== Information shown ==

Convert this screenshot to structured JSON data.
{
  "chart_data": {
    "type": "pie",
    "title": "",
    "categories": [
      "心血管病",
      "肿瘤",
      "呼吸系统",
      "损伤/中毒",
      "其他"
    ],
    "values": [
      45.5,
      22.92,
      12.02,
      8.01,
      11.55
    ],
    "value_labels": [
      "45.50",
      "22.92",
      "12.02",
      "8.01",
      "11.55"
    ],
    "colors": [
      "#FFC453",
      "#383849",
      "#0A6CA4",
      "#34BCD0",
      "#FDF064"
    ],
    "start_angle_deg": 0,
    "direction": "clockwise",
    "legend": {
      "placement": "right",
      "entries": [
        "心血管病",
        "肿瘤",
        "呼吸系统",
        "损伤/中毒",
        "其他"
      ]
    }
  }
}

===

● **Exercise instructions**:
Repeat the entries above exactly, leaving nothing out.

● **Exercise output**:
Convert this screenshot to structured JSON data.
{
  "chart_data": {
    "type": "pie",
    "title": "",
    "categories": [
      "心血管病",
      "肿瘤",
      "呼吸系统",
      "损伤/中毒",
      "其他"
    ],
    "values": [
      45.5,
      22.92,
      12.02,
      8.01,
      11.55
    ],
    "value_labels": [
      "45.50",
      "22.92",
      "12.02",
      "8.01",
      "11.55"
    ],
    "colors": [
      "#FFC453",
      "#383849",
      "#0A6CA4",
      "#34BCD0",
      "#FDF064"
    ],
    "start_angle_deg": 0,
    "direction": "clockwise",
    "legend": {
      "placement": "right",
      "entries": [
        "心血管病",
        "肿瘤",
        "呼吸系统",
        "损伤/中毒",
        "其他"
      ]
    }
  }
}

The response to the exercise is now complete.